Instructions to follow: Write out the data below exactly as given, without any of its pictures.

____ Excerpted data

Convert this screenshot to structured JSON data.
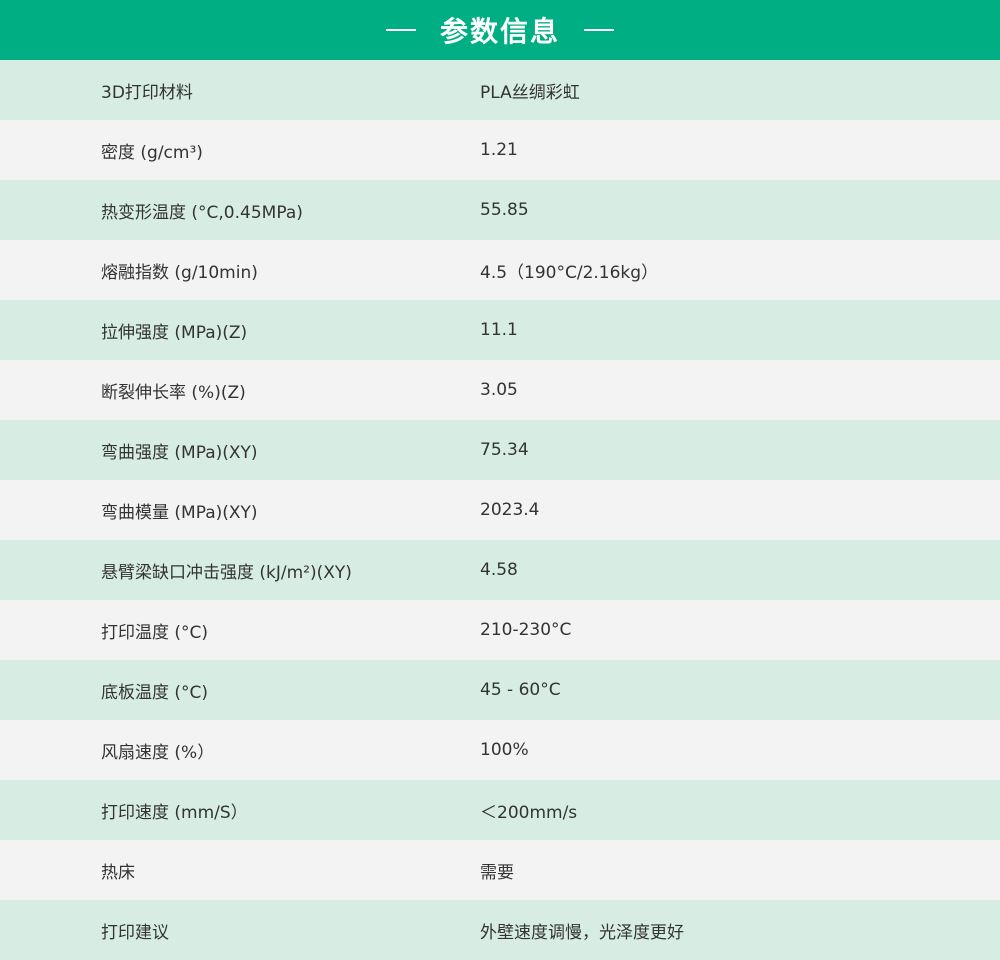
{
  "header": {
    "title": "参数信息"
  },
  "colors": {
    "header_bg": "#00ae84",
    "row_tint": "#d7ede4",
    "row_plain": "#f3f3f3",
    "text": "#333333"
  },
  "rows": [
    {
      "name": "3D打印材料",
      "value": "PLA丝绸彩虹"
    },
    {
      "name": "密度 (g/cm³)",
      "value": "1.21"
    },
    {
      "name": "热变形温度 (°C,0.45MPa)",
      "value": "55.85"
    },
    {
      "name": "熔融指数 (g/10min)",
      "value": "4.5（190°C/2.16kg）"
    },
    {
      "name": "拉伸强度 (MPa)(Z)",
      "value": "11.1"
    },
    {
      "name": "断裂伸长率 (%)(Z)",
      "value": "3.05"
    },
    {
      "name": "弯曲强度 (MPa)(XY)",
      "value": "75.34"
    },
    {
      "name": "弯曲模量 (MPa)(XY)",
      "value": "2023.4"
    },
    {
      "name": "悬臂梁缺口冲击强度 (kJ/m²)(XY)",
      "value": "4.58"
    },
    {
      "name": "打印温度 (°C)",
      "value": "210-230°C"
    },
    {
      "name": "底板温度 (°C)",
      "value": "45 - 60°C"
    },
    {
      "name": "风扇速度 (%）",
      "value": "100%"
    },
    {
      "name": "打印速度 (mm/S）",
      "value": "＜200mm/s"
    },
    {
      "name": "热床",
      "value": "需要"
    },
    {
      "name": "打印建议",
      "value": "外壁速度调慢，光泽度更好"
    }
  ]
}
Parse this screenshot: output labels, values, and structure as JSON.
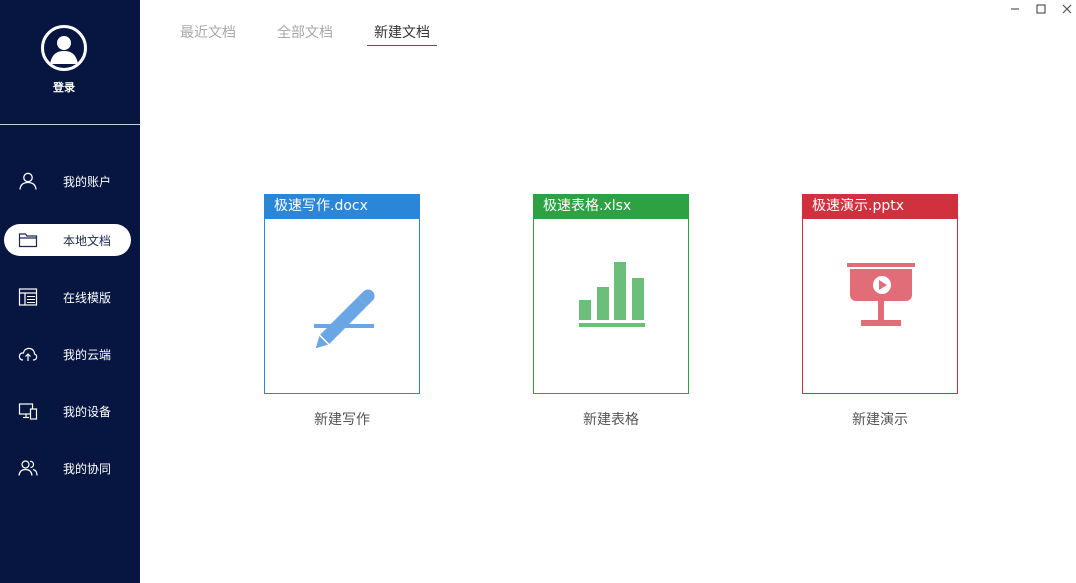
{
  "sidebar": {
    "login_label": "登录",
    "items": [
      {
        "label": "我的账户",
        "icon": "user-icon"
      },
      {
        "label": "本地文档",
        "icon": "folder-icon"
      },
      {
        "label": "在线模版",
        "icon": "template-icon"
      },
      {
        "label": "我的云端",
        "icon": "cloud-upload-icon"
      },
      {
        "label": "我的设备",
        "icon": "devices-icon"
      },
      {
        "label": "我的协同",
        "icon": "collaborate-icon"
      }
    ],
    "active_index": 1
  },
  "tabs": [
    {
      "label": "最近文档"
    },
    {
      "label": "全部文档"
    },
    {
      "label": "新建文档"
    }
  ],
  "active_tab": 2,
  "cards": [
    {
      "header": "极速写作.docx",
      "caption": "新建写作",
      "color": "#2b86d8",
      "icon": "pencil-icon"
    },
    {
      "header": "极速表格.xlsx",
      "caption": "新建表格",
      "color": "#2ea243",
      "icon": "bar-chart-icon"
    },
    {
      "header": "极速演示.pptx",
      "caption": "新建演示",
      "color": "#d1303f",
      "icon": "presentation-icon"
    }
  ],
  "colors": {
    "sidebar_bg": "#061640",
    "word_accent": "#2b86d8",
    "excel_accent": "#2ea243",
    "ppt_accent": "#d1303f"
  }
}
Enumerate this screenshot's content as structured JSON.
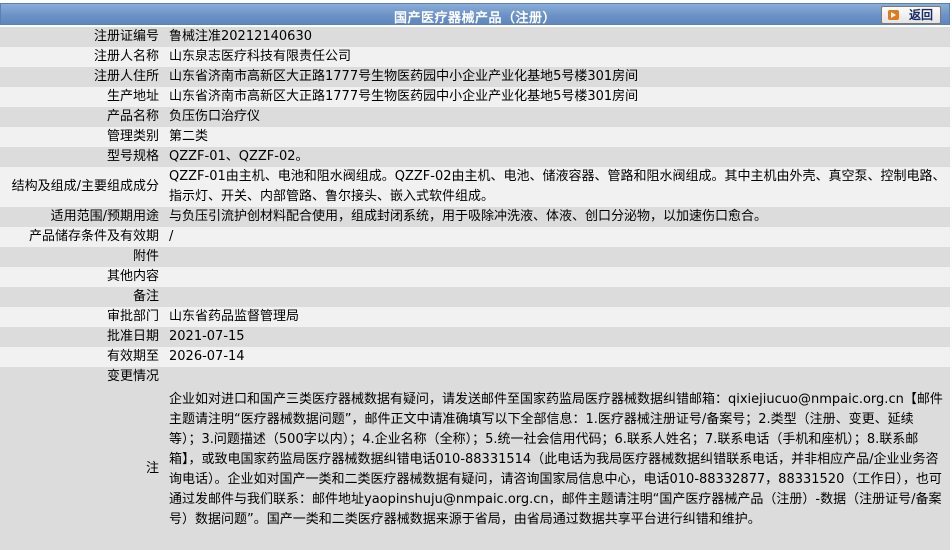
{
  "header": {
    "title": "国产医疗器械产品（注册）",
    "back_label": "返回"
  },
  "rows": [
    {
      "label": "注册证编号",
      "value": "鲁械注准20212140630"
    },
    {
      "label": "注册人名称",
      "value": "山东泉志医疗科技有限责任公司"
    },
    {
      "label": "注册人住所",
      "value": "山东省济南市高新区大正路1777号生物医药园中小企业产业化基地5号楼301房间"
    },
    {
      "label": "生产地址",
      "value": "山东省济南市高新区大正路1777号生物医药园中小企业产业化基地5号楼301房间"
    },
    {
      "label": "产品名称",
      "value": "负压伤口治疗仪"
    },
    {
      "label": "管理类别",
      "value": "第二类"
    },
    {
      "label": "型号规格",
      "value": "QZZF-01、QZZF-02。"
    },
    {
      "label": "结构及组成/主要组成成分",
      "value": "QZZF-01由主机、电池和阻水阀组成。QZZF-02由主机、电池、储液容器、管路和阻水阀组成。其中主机由外壳、真空泵、控制电路、指示灯、开关、内部管路、鲁尔接头、嵌入式软件组成。"
    },
    {
      "label": "适用范围/预期用途",
      "value": "与负压引流护创材料配合使用，组成封闭系统，用于吸除冲洗液、体液、创口分泌物，以加速伤口愈合。"
    },
    {
      "label": "产品储存条件及有效期",
      "value": "/"
    },
    {
      "label": "附件",
      "value": ""
    },
    {
      "label": "其他内容",
      "value": ""
    },
    {
      "label": "备注",
      "value": ""
    },
    {
      "label": "审批部门",
      "value": "山东省药品监督管理局"
    },
    {
      "label": "批准日期",
      "value": "2021-07-15"
    },
    {
      "label": "有效期至",
      "value": "2026-07-14"
    },
    {
      "label": "变更情况",
      "value": ""
    }
  ],
  "note": {
    "label": "注",
    "text": "企业如对进口和国产三类医疗器械数据有疑问，请发送邮件至国家药监局医疗器械数据纠错邮箱：qixiejiucuo@nmpaic.org.cn【邮件主题请注明“医疗器械数据问题”，邮件正文中请准确填写以下全部信息：1.医疗器械注册证号/备案号；2.类型（注册、变更、延续等）；3.问题描述（500字以内）；4.企业名称（全称）；5.统一社会信用代码；6.联系人姓名；7.联系电话（手机和座机）；8.联系邮箱】，或致电国家药监局医疗器械数据纠错电话010-88331514（此电话为我局医疗器械数据纠错联系电话，并非相应产品/企业业务咨询电话）。企业如对国产一类和二类医疗器械数据有疑问，请咨询国家局信息中心，电话010-88332877，88331520（工作日），也可通过发邮件与我们联系：邮件地址yaopinshuju@nmpaic.org.cn，邮件主题请注明“国产医疗器械产品（注册）-数据（注册证号/备案号）数据问题”。国产一类和二类医疗器械数据来源于省局，由省局通过数据共享平台进行纠错和维护。"
  },
  "colors": {
    "title_bar": "#6c93c8",
    "row_dark": "#dcdcdc",
    "row_light": "#f1f1f1",
    "back_icon": "#e07a1a"
  }
}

________

Answer to this exercise:
Convert this screenshot to structured JSON data.
{
  "header": {
    "title": "参数信息"
  },
  "colors": {
    "header_bg": "#00ae84",
    "row_tint": "#d7ede4",
    "row_plain": "#f3f3f3",
    "text": "#333333"
  },
  "rows": [
    {
      "name": "3D打印材料",
      "value": "PLA丝绸彩虹"
    },
    {
      "name": "密度 (g/cm³)",
      "value": "1.21"
    },
    {
      "name": "热变形温度 (°C,0.45MPa)",
      "value": "55.85"
    },
    {
      "name": "熔融指数 (g/10min)",
      "value": "4.5（190°C/2.16kg）"
    },
    {
      "name": "拉伸强度 (MPa)(Z)",
      "value": "11.1"
    },
    {
      "name": "断裂伸长率 (%)(Z)",
      "value": "3.05"
    },
    {
      "name": "弯曲强度 (MPa)(XY)",
      "value": "75.34"
    },
    {
      "name": "弯曲模量 (MPa)(XY)",
      "value": "2023.4"
    },
    {
      "name": "悬臂梁缺口冲击强度 (kJ/m²)(XY)",
      "value": "4.58"
    },
    {
      "name": "打印温度 (°C)",
      "value": "210-230°C"
    },
    {
      "name": "底板温度 (°C)",
      "value": "45 - 60°C"
    },
    {
      "name": "风扇速度 (%）",
      "value": "100%"
    },
    {
      "name": "打印速度 (mm/S）",
      "value": "＜200mm/s"
    },
    {
      "name": "热床",
      "value": "需要"
    },
    {
      "name": "打印建议",
      "value": "外壁速度调慢，光泽度更好"
    }
  ]
}
Parse this screenshot: output labels, values, and structure as JSON.
{
  "sidebar": {
    "login_label": "登录",
    "items": [
      {
        "label": "我的账户",
        "icon": "user-icon"
      },
      {
        "label": "本地文档",
        "icon": "folder-icon"
      },
      {
        "label": "在线模版",
        "icon": "template-icon"
      },
      {
        "label": "我的云端",
        "icon": "cloud-upload-icon"
      },
      {
        "label": "我的设备",
        "icon": "devices-icon"
      },
      {
        "label": "我的协同",
        "icon": "collaborate-icon"
      }
    ],
    "active_index": 1
  },
  "tabs": [
    {
      "label": "最近文档"
    },
    {
      "label": "全部文档"
    },
    {
      "label": "新建文档"
    }
  ],
  "active_tab": 2,
  "cards": [
    {
      "header": "极速写作.docx",
      "caption": "新建写作",
      "color": "#2b86d8",
      "icon": "pencil-icon"
    },
    {
      "header": "极速表格.xlsx",
      "caption": "新建表格",
      "color": "#2ea243",
      "icon": "bar-chart-icon"
    },
    {
      "header": "极速演示.pptx",
      "caption": "新建演示",
      "color": "#d1303f",
      "icon": "presentation-icon"
    }
  ],
  "colors": {
    "sidebar_bg": "#061640",
    "word_accent": "#2b86d8",
    "excel_accent": "#2ea243",
    "ppt_accent": "#d1303f"
  }
}
Enumerate this screenshot's content as structured JSON.
{
  "header": {
    "title": "国产医疗器械产品（注册）",
    "back_label": "返回"
  },
  "rows": [
    {
      "label": "注册证编号",
      "value": "鲁械注准20212140630"
    },
    {
      "label": "注册人名称",
      "value": "山东泉志医疗科技有限责任公司"
    },
    {
      "label": "注册人住所",
      "value": "山东省济南市高新区大正路1777号生物医药园中小企业产业化基地5号楼301房间"
    },
    {
      "label": "生产地址",
      "value": "山东省济南市高新区大正路1777号生物医药园中小企业产业化基地5号楼301房间"
    },
    {
      "label": "产品名称",
      "value": "负压伤口治疗仪"
    },
    {
      "label": "管理类别",
      "value": "第二类"
    },
    {
      "label": "型号规格",
      "value": "QZZF-01、QZZF-02。"
    },
    {
      "label": "结构及组成/主要组成成分",
      "value": "QZZF-01由主机、电池和阻水阀组成。QZZF-02由主机、电池、储液容器、管路和阻水阀组成。其中主机由外壳、真空泵、控制电路、指示灯、开关、内部管路、鲁尔接头、嵌入式软件组成。"
    },
    {
      "label": "适用范围/预期用途",
      "value": "与负压引流护创材料配合使用，组成封闭系统，用于吸除冲洗液、体液、创口分泌物，以加速伤口愈合。"
    },
    {
      "label": "产品储存条件及有效期",
      "value": "/"
    },
    {
      "label": "附件",
      "value": ""
    },
    {
      "label": "其他内容",
      "value": ""
    },
    {
      "label": "备注",
      "value": ""
    },
    {
      "label": "审批部门",
      "value": "山东省药品监督管理局"
    },
    {
      "label": "批准日期",
      "value": "2021-07-15"
    },
    {
      "label": "有效期至",
      "value": "2026-07-14"
    },
    {
      "label": "变更情况",
      "value": ""
    }
  ],
  "note": {
    "label": "注",
    "text": "企业如对进口和国产三类医疗器械数据有疑问，请发送邮件至国家药监局医疗器械数据纠错邮箱：qixiejiucuo@nmpaic.org.cn【邮件主题请注明“医疗器械数据问题”，邮件正文中请准确填写以下全部信息：1.医疗器械注册证号/备案号；2.类型（注册、变更、延续等）；3.问题描述（500字以内）；4.企业名称（全称）；5.统一社会信用代码；6.联系人姓名；7.联系电话（手机和座机）；8.联系邮箱】，或致电国家药监局医疗器械数据纠错电话010-88331514（此电话为我局医疗器械数据纠错联系电话，并非相应产品/企业业务咨询电话）。企业如对国产一类和二类医疗器械数据有疑问，请咨询国家局信息中心，电话010-88332877，88331520（工作日），也可通过发邮件与我们联系：邮件地址yaopinshuju@nmpaic.org.cn，邮件主题请注明“国产医疗器械产品（注册）-数据（注册证号/备案号）数据问题”。国产一类和二类医疗器械数据来源于省局，由省局通过数据共享平台进行纠错和维护。"
  },
  "colors": {
    "title_bar": "#6c93c8",
    "row_dark": "#dcdcdc",
    "row_light": "#f1f1f1",
    "back_icon": "#e07a1a"
  }
}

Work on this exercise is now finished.